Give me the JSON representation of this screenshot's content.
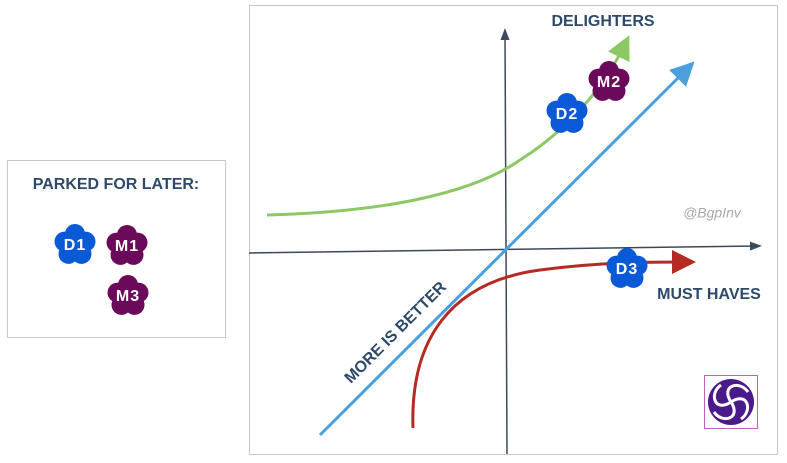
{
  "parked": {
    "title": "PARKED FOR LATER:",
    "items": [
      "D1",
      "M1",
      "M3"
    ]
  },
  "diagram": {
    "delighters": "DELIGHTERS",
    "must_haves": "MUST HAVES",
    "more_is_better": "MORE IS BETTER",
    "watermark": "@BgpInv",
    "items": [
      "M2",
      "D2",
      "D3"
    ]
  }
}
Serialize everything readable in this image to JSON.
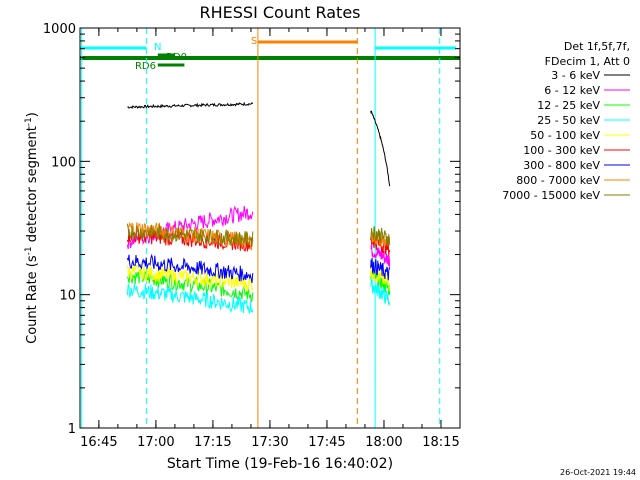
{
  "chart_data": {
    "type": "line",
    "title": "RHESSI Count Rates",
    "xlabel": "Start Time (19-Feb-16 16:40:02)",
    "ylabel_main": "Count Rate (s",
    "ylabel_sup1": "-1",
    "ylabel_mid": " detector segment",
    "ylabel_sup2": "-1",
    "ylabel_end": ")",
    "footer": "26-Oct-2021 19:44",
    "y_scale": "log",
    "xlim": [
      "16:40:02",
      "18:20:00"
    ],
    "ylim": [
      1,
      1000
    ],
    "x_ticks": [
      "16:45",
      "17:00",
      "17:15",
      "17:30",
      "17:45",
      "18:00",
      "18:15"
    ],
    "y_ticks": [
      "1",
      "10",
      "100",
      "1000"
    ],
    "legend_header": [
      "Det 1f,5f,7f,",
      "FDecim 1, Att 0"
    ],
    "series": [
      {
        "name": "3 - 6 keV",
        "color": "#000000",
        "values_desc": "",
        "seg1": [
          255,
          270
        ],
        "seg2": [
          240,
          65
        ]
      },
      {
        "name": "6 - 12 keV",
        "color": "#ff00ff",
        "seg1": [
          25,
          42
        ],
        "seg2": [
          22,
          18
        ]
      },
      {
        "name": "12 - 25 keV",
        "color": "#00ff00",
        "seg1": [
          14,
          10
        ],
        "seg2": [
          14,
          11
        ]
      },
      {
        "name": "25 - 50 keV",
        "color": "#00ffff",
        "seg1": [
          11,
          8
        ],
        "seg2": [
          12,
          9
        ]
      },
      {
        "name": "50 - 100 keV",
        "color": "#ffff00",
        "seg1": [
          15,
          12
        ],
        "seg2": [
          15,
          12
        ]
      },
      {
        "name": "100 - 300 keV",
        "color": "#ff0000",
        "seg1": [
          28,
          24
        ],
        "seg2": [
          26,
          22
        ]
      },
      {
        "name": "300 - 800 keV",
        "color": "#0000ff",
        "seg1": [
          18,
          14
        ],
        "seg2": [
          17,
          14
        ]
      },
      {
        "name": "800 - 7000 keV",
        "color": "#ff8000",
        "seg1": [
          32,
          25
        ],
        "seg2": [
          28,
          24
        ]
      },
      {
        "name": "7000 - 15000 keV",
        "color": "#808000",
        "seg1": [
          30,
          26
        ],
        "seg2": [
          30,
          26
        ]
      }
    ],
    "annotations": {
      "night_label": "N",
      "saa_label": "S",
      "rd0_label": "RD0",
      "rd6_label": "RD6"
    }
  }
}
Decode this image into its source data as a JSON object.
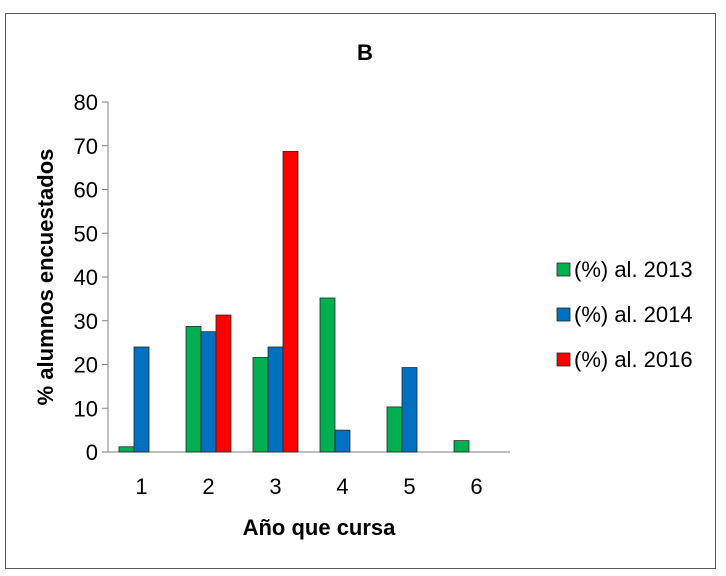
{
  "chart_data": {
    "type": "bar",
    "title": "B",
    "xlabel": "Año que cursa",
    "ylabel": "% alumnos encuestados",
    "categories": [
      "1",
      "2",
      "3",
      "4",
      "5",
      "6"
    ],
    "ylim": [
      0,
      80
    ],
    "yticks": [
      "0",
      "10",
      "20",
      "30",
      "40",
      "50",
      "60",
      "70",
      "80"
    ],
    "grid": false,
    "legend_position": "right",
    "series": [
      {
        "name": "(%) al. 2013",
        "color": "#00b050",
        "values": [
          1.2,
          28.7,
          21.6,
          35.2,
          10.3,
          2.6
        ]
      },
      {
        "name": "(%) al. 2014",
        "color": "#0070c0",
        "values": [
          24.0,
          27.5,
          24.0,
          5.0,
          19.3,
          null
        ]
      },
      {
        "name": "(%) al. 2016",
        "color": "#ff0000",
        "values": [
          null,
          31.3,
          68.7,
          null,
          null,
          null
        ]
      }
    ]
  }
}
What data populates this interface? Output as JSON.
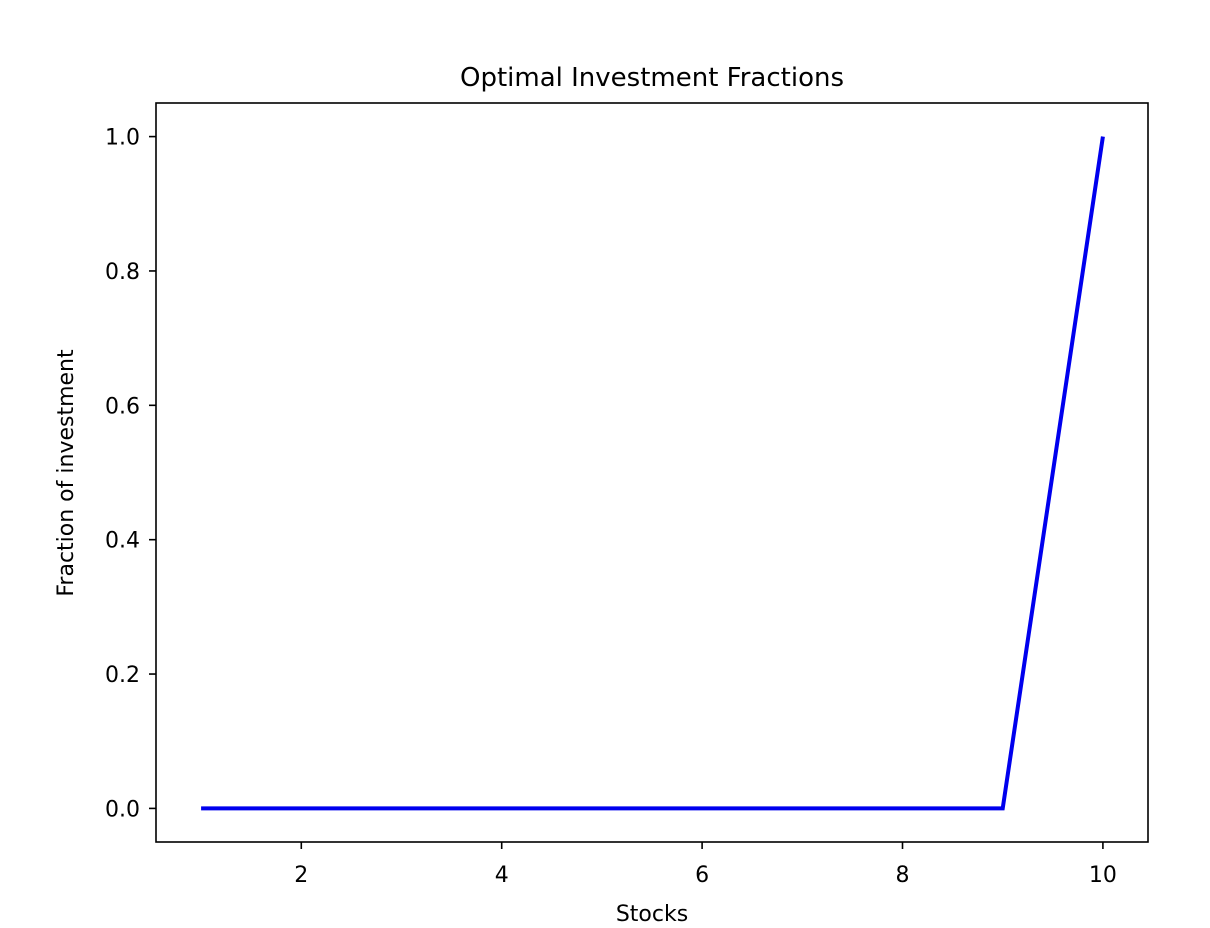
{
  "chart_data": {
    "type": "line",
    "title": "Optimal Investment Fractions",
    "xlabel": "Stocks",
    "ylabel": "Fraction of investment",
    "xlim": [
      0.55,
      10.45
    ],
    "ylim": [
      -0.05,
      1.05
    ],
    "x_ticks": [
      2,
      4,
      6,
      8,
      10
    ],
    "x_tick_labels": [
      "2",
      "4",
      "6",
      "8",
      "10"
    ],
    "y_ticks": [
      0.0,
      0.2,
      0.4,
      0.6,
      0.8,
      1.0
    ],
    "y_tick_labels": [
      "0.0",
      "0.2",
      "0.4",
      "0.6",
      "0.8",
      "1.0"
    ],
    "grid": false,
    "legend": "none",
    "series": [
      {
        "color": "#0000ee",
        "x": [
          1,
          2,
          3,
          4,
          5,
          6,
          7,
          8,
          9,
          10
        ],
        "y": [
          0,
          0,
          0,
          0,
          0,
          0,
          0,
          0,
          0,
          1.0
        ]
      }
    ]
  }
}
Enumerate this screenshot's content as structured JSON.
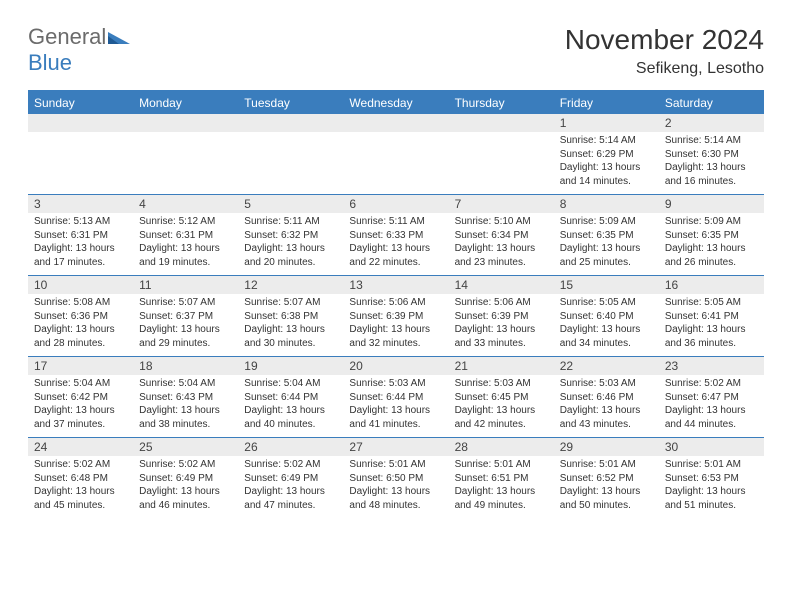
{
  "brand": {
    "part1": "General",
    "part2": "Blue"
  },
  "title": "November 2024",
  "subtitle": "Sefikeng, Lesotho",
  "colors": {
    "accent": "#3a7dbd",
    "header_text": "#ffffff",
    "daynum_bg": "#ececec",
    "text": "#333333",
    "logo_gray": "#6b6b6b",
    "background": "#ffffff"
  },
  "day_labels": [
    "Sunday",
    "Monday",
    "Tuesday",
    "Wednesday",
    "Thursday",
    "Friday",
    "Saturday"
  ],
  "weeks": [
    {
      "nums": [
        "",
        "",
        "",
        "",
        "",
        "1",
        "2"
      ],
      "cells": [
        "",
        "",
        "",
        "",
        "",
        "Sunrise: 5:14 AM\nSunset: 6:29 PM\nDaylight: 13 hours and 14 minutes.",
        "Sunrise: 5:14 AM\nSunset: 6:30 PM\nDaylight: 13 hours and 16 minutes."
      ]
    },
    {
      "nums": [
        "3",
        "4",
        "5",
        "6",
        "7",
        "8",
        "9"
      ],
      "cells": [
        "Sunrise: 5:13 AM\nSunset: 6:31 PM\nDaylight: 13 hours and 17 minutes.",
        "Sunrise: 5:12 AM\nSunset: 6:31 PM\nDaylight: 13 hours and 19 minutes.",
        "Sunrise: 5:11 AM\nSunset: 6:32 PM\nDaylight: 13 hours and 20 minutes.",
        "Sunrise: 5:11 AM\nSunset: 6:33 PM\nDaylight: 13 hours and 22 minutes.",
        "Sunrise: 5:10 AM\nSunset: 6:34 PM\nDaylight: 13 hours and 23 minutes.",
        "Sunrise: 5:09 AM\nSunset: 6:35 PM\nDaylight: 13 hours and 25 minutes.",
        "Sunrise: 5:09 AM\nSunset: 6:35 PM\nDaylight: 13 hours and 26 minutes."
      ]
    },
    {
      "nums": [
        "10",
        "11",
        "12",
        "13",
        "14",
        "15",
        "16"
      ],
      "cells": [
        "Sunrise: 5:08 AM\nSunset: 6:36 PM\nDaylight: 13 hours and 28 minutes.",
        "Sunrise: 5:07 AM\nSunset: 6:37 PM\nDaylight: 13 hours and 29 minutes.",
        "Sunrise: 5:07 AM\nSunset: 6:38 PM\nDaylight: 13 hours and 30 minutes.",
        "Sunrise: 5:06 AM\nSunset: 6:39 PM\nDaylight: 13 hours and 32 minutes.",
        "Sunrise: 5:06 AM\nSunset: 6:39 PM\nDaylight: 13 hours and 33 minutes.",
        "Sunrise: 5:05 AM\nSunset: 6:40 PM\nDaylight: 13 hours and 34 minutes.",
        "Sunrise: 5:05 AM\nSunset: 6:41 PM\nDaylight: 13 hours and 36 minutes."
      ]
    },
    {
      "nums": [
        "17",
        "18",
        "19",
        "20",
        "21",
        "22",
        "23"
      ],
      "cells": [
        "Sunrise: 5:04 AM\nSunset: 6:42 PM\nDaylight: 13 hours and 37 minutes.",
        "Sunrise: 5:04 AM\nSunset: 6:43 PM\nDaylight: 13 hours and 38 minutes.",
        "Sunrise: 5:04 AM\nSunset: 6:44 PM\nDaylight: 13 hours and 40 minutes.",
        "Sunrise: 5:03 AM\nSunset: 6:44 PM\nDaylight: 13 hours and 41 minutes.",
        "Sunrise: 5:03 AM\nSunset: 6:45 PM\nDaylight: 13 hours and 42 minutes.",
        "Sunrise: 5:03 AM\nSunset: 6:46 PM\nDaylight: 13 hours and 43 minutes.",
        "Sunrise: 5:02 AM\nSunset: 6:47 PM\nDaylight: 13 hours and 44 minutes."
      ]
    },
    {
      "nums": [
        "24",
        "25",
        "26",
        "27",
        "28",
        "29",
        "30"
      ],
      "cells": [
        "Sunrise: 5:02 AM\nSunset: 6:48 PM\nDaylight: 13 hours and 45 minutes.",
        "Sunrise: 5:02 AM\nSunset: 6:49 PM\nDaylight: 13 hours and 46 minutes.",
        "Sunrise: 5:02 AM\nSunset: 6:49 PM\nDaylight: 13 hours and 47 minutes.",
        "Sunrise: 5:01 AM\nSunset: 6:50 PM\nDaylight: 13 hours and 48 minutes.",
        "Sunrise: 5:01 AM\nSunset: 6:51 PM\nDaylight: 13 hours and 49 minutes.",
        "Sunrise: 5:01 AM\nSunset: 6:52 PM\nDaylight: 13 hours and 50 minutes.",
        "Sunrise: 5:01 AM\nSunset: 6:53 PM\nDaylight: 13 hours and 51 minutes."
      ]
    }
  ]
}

Short exercise: List each line holding the string "content".

Exercise response:
Give me the JSON representation of this screenshot's content.
Enumerate this screenshot's content as structured JSON.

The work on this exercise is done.